Exercise task
Search the data for the word "this". Reproduce every line where it is found.

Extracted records
--- start ---

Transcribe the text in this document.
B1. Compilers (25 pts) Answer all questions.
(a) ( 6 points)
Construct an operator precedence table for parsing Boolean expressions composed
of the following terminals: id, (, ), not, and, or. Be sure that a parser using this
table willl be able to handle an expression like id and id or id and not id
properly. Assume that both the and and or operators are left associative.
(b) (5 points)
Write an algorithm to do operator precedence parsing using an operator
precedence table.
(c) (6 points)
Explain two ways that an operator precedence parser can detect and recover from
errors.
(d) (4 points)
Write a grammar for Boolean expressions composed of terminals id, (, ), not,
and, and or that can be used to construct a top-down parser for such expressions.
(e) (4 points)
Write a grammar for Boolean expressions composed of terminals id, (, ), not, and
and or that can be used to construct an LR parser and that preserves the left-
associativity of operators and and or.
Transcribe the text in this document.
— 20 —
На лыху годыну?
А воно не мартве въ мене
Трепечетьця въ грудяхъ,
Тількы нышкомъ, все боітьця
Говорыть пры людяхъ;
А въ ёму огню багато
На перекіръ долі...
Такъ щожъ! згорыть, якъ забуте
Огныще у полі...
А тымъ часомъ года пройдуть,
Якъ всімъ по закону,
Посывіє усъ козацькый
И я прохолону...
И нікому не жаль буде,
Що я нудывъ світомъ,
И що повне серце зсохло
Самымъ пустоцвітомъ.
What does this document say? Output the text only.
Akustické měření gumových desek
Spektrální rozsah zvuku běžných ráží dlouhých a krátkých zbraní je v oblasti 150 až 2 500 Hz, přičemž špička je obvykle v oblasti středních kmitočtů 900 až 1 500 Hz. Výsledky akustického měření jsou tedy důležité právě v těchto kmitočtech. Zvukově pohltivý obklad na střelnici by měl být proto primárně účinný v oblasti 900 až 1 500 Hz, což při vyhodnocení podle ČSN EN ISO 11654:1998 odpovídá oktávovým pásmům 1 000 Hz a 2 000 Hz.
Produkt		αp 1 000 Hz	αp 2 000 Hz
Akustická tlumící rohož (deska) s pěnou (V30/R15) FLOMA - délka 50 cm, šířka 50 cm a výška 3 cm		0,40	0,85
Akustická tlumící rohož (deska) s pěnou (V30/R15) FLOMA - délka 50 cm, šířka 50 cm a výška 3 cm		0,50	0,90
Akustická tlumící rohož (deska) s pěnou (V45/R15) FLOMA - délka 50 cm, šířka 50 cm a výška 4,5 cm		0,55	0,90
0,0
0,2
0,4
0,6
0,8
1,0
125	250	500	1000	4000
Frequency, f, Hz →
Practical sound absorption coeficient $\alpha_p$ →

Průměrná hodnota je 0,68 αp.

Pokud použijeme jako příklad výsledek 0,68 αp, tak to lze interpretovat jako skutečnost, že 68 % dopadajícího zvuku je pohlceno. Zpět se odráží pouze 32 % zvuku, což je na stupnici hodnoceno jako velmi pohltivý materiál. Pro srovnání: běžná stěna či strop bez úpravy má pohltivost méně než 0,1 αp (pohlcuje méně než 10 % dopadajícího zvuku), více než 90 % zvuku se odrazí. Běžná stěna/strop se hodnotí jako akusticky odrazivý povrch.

--- end ---

Exercise response
Transcribe the text in this document.
of the following terminals: id, (, ), not, and, or. Be sure that a parser using this
Transcribe the text in this document.
What does this document say? Output the text only.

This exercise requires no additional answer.